▸ **Set problem**:
Only lines with the string "name" matter here; gather them from the material below.

▸ **Raw records**:
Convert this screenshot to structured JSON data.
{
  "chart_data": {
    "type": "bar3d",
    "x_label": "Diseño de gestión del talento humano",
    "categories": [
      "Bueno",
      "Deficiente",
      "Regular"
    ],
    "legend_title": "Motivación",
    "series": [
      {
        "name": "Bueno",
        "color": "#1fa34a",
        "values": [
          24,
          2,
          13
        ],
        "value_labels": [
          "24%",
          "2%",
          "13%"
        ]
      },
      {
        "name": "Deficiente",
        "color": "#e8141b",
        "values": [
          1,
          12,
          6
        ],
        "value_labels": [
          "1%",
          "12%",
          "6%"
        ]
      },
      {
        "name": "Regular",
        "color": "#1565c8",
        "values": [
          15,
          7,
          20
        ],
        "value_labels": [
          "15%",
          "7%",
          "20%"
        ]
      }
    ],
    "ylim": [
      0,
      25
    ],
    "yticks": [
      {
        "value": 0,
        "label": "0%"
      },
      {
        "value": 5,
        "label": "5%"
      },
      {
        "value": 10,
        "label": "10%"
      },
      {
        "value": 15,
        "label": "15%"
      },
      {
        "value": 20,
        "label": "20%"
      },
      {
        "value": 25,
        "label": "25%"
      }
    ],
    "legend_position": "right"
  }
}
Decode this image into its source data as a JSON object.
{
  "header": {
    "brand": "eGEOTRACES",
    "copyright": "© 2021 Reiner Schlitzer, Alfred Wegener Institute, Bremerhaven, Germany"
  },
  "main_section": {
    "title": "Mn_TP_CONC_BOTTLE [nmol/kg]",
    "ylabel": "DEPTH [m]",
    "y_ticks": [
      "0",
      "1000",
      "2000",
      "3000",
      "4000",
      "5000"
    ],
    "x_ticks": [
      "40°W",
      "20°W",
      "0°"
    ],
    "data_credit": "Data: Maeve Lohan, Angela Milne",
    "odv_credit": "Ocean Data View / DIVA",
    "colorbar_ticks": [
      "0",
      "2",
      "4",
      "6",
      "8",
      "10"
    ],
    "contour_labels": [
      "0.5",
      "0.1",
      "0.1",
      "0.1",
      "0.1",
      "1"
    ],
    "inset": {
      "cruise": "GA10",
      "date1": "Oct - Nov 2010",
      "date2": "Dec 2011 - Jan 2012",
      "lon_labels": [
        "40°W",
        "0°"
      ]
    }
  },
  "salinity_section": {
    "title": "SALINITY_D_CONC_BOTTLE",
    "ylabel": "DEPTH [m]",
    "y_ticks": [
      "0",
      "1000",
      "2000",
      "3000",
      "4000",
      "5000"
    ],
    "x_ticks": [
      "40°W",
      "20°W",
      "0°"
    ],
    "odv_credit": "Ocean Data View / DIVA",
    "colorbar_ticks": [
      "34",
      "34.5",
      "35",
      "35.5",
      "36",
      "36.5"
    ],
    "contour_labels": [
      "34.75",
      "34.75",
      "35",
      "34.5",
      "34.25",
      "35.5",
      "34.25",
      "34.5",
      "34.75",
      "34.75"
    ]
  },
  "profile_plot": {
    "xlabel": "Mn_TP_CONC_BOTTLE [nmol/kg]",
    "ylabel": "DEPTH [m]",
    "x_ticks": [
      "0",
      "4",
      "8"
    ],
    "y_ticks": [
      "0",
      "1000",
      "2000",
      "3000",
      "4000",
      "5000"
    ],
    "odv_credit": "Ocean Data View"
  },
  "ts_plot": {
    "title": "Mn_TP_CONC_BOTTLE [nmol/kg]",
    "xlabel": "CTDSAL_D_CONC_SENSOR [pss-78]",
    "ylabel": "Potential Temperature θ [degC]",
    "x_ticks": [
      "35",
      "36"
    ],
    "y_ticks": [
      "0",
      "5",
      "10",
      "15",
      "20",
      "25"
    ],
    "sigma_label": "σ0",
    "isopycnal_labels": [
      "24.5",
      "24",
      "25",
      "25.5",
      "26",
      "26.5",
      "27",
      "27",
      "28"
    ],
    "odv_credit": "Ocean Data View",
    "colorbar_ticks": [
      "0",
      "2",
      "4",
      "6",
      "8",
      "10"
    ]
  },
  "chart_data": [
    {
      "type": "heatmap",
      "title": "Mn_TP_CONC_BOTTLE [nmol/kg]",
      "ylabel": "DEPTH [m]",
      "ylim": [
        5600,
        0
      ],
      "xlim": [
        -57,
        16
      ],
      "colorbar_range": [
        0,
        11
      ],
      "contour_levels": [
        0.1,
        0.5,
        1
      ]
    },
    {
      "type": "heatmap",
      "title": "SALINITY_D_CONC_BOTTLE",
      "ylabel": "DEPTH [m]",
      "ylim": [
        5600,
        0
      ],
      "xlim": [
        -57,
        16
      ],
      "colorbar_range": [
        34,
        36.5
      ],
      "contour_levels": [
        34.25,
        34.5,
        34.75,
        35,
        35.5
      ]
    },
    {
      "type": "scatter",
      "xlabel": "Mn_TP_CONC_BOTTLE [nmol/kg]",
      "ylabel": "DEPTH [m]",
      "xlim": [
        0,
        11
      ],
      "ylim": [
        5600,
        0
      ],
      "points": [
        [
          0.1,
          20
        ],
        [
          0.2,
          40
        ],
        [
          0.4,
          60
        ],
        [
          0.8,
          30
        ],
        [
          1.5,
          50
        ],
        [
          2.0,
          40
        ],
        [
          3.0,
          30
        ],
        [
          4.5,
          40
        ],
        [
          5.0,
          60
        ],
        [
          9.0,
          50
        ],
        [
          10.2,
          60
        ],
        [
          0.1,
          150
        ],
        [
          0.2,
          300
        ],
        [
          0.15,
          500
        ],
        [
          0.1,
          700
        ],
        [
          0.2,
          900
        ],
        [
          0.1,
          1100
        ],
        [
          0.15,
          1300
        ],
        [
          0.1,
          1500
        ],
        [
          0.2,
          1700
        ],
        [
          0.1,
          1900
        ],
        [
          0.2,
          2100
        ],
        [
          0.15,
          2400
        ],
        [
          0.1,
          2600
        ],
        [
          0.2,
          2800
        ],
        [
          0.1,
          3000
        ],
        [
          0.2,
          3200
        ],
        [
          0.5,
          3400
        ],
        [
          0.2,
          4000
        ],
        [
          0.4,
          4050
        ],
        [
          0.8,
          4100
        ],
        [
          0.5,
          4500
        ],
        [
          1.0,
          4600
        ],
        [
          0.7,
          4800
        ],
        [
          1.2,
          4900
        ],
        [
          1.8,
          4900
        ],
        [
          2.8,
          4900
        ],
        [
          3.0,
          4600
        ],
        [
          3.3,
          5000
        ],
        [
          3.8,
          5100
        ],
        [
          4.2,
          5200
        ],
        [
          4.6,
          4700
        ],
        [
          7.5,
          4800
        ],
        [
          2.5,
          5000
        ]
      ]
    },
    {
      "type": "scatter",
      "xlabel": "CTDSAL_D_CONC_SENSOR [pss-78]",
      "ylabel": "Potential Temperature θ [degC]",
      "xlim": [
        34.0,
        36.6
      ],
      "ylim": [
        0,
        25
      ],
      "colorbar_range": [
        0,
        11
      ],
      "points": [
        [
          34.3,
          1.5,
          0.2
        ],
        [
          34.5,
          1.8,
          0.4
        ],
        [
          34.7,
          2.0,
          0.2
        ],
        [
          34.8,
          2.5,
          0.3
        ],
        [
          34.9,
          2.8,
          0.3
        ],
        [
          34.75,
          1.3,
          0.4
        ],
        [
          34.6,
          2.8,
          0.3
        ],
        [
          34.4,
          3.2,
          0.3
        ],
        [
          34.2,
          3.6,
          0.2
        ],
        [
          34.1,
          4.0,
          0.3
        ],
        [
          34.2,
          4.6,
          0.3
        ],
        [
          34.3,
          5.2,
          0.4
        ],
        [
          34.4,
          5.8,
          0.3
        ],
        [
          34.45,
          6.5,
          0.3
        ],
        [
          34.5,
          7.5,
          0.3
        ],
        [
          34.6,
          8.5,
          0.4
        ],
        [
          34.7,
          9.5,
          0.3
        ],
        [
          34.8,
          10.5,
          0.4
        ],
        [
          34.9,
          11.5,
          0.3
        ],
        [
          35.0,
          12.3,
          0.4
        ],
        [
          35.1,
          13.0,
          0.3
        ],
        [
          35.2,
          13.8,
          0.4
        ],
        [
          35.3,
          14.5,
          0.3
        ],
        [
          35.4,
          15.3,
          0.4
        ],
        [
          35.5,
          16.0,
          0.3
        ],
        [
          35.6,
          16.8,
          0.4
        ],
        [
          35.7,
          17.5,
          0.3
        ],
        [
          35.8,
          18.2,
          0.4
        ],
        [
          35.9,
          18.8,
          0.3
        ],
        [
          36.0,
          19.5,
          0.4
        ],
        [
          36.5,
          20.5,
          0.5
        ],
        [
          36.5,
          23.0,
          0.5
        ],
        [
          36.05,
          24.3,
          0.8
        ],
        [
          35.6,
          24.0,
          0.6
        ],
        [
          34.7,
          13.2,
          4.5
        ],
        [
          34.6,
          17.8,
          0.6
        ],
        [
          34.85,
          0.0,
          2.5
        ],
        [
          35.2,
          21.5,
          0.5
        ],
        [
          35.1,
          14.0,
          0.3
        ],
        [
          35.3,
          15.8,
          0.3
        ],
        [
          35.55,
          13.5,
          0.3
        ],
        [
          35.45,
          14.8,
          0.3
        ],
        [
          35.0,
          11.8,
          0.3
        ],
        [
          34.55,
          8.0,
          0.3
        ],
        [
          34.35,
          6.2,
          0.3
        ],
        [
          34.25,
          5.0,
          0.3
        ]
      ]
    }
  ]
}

▸ **Answer to the task**:
        "name": "Bueno",
        "name": "Deficiente",
        "name": "Regular",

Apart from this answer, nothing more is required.